Prompt: Lines containing the word "source" are the ones to copy from the records below.

Excerpted records:
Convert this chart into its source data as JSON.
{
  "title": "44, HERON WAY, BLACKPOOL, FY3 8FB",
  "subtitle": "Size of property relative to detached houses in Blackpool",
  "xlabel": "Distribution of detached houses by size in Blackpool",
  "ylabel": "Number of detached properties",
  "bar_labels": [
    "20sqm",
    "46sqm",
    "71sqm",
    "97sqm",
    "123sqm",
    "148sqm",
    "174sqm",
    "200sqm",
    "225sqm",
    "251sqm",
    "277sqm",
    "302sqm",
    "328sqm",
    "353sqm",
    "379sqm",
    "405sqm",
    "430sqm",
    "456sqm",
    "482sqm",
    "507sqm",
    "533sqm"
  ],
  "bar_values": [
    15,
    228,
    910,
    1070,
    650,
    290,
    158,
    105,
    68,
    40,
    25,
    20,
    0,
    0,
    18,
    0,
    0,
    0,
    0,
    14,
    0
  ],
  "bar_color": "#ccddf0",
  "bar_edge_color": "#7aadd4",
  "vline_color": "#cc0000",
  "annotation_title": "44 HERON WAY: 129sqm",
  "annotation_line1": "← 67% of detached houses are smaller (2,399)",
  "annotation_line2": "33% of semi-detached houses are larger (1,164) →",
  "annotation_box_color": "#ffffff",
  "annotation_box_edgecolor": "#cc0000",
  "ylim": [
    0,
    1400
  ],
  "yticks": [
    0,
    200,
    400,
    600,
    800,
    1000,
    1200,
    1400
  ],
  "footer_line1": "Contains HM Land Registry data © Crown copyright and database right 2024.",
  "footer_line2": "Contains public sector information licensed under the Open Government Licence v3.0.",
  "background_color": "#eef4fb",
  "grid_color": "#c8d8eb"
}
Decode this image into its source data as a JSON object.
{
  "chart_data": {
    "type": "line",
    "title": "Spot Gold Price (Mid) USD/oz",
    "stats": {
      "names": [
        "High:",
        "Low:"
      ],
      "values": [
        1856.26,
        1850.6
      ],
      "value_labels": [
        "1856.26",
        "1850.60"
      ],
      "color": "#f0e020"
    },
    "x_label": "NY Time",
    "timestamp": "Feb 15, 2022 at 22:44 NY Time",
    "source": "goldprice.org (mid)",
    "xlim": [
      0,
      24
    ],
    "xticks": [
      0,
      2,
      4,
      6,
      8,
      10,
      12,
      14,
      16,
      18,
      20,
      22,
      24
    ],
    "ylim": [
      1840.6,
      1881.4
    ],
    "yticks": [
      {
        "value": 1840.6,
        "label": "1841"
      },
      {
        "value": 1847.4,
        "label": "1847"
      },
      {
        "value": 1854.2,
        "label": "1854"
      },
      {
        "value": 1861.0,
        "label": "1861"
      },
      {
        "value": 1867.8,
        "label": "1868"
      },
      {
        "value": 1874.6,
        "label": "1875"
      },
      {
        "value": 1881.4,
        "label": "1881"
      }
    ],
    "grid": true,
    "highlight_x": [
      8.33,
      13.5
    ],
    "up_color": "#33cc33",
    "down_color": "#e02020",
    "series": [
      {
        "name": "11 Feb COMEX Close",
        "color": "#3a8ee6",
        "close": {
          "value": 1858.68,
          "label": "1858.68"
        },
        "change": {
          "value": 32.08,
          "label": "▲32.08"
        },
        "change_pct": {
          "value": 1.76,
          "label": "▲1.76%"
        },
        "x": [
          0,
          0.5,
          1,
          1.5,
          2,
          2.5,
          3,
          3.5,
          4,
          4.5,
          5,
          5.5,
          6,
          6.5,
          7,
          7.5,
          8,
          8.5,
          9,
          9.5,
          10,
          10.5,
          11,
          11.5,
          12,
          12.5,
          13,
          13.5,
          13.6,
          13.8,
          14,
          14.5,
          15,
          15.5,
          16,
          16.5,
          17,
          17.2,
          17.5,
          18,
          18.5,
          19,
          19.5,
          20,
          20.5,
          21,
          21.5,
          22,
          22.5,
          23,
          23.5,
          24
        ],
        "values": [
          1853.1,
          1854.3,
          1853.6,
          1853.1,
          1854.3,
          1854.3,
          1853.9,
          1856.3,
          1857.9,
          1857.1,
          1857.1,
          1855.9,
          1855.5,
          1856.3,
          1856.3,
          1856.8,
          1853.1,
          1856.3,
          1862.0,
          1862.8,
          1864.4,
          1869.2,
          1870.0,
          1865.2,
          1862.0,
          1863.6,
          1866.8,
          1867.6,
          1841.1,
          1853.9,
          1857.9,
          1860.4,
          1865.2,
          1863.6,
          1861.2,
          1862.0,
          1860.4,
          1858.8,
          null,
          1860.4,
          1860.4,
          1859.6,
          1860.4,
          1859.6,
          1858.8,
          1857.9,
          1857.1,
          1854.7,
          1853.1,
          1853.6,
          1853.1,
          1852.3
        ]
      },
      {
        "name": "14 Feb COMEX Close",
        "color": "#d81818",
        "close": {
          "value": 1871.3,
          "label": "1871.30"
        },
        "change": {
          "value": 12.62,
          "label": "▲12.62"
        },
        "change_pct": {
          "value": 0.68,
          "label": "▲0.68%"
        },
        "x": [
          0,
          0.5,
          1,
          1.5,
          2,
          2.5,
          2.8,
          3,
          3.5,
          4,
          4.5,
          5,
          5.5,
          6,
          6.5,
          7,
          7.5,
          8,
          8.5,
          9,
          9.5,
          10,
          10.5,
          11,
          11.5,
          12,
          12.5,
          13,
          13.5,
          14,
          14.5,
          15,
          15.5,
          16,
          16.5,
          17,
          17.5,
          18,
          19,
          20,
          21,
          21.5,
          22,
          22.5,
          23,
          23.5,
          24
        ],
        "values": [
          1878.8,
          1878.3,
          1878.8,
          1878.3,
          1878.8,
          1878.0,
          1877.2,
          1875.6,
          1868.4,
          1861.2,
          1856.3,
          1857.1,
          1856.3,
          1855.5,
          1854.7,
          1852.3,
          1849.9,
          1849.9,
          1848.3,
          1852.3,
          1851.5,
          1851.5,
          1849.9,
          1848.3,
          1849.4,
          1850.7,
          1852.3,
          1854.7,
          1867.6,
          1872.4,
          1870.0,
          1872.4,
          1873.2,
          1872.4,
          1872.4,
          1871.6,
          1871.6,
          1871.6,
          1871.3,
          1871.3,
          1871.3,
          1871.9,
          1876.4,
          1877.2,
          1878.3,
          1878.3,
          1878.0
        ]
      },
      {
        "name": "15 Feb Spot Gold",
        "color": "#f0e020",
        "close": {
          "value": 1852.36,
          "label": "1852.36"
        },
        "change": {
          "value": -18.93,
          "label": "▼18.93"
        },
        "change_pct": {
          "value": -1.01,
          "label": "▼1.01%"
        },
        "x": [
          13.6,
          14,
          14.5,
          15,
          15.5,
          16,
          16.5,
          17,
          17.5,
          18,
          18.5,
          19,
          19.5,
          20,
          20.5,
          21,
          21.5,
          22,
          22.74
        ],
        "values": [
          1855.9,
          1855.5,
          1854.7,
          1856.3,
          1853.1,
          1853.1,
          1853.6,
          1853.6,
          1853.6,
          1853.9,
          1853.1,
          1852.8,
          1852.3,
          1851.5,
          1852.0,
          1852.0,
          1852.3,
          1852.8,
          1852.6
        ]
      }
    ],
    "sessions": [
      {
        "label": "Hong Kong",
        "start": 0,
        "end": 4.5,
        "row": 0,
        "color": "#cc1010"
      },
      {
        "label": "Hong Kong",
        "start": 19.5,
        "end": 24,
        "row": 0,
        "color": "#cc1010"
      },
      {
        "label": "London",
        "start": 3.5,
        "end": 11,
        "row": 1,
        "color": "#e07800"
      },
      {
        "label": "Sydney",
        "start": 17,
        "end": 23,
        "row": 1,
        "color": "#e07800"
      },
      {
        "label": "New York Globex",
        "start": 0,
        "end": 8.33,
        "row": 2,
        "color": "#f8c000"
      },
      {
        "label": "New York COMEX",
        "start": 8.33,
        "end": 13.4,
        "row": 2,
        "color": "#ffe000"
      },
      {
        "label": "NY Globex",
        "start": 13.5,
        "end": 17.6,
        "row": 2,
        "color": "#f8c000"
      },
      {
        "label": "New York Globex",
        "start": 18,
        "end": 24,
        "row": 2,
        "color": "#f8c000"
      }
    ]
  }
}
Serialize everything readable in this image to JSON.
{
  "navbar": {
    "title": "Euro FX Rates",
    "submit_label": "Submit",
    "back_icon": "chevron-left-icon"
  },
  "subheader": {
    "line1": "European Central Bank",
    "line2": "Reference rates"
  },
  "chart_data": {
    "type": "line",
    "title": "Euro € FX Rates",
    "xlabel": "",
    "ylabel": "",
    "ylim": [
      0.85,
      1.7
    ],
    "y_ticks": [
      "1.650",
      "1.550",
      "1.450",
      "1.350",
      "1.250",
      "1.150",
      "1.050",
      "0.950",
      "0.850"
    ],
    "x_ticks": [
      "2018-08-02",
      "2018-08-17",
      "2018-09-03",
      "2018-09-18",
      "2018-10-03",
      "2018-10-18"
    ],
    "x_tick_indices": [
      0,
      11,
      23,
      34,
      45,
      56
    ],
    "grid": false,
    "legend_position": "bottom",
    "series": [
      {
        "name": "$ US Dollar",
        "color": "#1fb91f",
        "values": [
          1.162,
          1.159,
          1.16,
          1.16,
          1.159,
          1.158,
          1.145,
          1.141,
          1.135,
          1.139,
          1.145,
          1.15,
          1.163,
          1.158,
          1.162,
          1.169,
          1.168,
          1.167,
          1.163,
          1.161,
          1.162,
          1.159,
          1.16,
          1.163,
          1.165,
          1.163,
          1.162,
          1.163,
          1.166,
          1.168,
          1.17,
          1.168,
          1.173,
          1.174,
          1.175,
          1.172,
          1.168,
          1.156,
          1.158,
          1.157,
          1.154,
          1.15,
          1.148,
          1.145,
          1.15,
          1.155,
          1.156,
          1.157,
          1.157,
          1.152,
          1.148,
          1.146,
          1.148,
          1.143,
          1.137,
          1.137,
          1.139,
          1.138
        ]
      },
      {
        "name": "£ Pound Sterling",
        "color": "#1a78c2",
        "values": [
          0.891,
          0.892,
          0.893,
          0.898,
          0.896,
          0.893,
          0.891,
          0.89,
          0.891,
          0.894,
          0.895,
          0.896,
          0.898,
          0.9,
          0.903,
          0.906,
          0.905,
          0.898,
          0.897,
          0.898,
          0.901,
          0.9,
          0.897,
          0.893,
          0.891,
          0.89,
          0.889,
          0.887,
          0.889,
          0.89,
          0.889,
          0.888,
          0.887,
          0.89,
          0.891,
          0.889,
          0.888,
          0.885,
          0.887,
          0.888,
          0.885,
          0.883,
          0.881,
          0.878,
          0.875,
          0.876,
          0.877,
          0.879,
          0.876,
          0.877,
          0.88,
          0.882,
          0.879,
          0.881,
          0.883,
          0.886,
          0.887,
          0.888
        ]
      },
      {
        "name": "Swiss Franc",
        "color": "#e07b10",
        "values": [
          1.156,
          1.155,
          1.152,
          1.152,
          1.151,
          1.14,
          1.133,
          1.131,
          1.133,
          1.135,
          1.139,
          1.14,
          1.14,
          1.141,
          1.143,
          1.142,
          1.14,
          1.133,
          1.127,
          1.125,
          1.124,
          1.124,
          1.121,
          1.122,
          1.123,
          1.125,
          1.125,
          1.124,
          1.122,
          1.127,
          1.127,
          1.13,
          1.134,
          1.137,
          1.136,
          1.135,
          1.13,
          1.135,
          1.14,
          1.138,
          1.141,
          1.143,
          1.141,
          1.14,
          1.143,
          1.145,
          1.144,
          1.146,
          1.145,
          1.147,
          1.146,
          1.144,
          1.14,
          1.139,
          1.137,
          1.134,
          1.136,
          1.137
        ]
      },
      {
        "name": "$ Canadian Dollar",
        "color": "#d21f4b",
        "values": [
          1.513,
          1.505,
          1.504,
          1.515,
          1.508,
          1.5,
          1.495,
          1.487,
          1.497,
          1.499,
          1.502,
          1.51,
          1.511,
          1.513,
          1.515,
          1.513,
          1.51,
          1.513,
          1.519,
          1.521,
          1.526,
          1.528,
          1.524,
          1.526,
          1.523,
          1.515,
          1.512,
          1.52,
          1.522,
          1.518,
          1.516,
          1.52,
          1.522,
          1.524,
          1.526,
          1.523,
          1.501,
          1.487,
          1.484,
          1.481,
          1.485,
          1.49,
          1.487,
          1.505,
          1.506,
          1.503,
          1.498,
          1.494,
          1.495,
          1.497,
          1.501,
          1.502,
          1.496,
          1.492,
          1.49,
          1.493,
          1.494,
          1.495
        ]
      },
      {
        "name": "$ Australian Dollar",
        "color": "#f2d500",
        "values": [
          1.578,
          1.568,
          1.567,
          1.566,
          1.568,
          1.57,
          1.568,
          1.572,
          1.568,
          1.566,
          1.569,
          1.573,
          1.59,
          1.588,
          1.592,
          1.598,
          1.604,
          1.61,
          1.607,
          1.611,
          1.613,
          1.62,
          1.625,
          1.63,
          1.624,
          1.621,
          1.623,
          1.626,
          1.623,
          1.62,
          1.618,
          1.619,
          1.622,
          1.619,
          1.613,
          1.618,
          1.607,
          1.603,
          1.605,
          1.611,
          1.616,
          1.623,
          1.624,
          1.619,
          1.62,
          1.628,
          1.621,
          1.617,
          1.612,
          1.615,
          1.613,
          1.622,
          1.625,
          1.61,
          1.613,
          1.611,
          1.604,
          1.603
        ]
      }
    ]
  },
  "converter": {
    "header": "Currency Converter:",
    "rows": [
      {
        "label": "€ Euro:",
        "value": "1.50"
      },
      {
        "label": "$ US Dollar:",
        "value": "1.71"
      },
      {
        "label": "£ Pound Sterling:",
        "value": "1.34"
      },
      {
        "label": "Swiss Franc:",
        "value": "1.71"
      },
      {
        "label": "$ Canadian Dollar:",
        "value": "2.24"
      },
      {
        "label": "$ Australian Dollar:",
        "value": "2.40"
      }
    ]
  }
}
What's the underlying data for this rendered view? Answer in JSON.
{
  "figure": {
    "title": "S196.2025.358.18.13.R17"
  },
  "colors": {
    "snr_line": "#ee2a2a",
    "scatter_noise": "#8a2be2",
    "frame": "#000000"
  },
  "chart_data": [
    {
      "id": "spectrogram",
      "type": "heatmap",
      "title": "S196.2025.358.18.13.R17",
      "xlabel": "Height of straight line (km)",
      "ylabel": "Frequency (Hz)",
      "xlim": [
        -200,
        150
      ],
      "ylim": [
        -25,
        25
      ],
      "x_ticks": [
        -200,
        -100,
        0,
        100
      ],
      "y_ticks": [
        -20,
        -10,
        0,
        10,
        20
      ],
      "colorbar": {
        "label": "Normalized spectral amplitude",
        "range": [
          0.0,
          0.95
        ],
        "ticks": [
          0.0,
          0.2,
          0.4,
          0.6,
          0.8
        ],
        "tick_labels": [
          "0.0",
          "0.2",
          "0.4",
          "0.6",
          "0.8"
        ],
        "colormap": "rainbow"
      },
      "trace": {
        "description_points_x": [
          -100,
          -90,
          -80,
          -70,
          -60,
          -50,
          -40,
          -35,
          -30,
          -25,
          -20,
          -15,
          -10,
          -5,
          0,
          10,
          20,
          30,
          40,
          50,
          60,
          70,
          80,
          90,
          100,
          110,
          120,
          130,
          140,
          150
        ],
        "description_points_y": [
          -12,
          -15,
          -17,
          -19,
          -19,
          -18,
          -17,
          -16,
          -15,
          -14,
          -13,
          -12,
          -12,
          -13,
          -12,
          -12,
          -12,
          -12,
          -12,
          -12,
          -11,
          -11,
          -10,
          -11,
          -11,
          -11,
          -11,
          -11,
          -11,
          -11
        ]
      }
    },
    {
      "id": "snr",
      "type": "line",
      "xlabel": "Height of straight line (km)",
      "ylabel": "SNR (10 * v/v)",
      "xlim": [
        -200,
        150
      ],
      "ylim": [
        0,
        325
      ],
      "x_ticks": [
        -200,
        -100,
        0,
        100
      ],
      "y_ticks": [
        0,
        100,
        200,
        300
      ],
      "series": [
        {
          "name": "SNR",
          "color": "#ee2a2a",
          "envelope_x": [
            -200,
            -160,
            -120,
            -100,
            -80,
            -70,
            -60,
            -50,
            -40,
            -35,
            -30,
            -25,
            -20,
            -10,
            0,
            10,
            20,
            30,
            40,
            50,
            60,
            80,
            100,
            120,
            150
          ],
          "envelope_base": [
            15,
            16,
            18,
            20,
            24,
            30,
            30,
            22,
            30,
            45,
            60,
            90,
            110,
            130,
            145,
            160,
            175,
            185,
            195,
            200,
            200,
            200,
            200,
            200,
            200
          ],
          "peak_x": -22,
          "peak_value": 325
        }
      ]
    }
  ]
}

Problem solution:
Convert this chart into its source data as JSON.
Decode this image into its source data as a JSON object.
    "source": "goldprice.org (mid)",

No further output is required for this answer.